***** Provided records *****

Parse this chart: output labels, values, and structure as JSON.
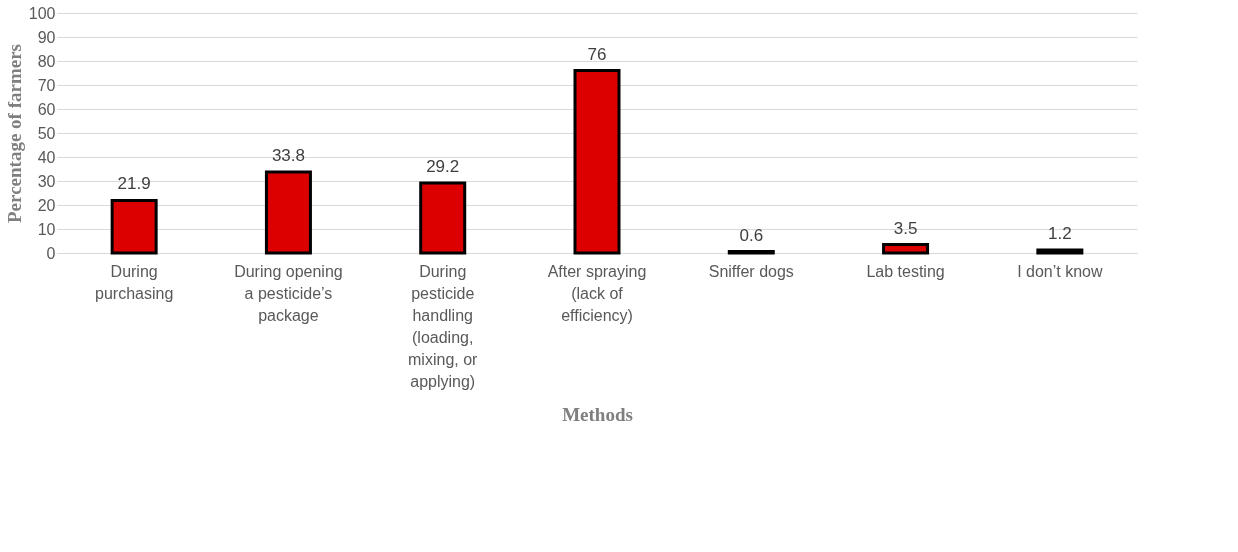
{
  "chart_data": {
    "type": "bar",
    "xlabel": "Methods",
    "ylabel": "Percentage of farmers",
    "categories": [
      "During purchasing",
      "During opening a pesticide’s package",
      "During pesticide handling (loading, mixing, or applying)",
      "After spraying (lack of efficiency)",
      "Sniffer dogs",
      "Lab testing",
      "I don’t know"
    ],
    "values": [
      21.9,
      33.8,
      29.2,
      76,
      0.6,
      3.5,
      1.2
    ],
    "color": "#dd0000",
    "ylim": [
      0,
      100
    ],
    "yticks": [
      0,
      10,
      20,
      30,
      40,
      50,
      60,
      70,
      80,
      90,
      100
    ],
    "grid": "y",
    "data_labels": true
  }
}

*****

### Instructions to follow
Without the pictures, reproduce every line of the records above exactly.

### Answer for the task
Parse this chart: output labels, values, and structure as JSON.
{
  "chart_data": {
    "type": "bar",
    "xlabel": "Methods",
    "ylabel": "Percentage of farmers",
    "categories": [
      "During purchasing",
      "During opening a pesticide’s package",
      "During pesticide handling (loading, mixing, or applying)",
      "After spraying (lack of efficiency)",
      "Sniffer dogs",
      "Lab testing",
      "I don’t know"
    ],
    "values": [
      21.9,
      33.8,
      29.2,
      76,
      0.6,
      3.5,
      1.2
    ],
    "color": "#dd0000",
    "ylim": [
      0,
      100
    ],
    "yticks": [
      0,
      10,
      20,
      30,
      40,
      50,
      60,
      70,
      80,
      90,
      100
    ],
    "grid": "y",
    "data_labels": true
  }
}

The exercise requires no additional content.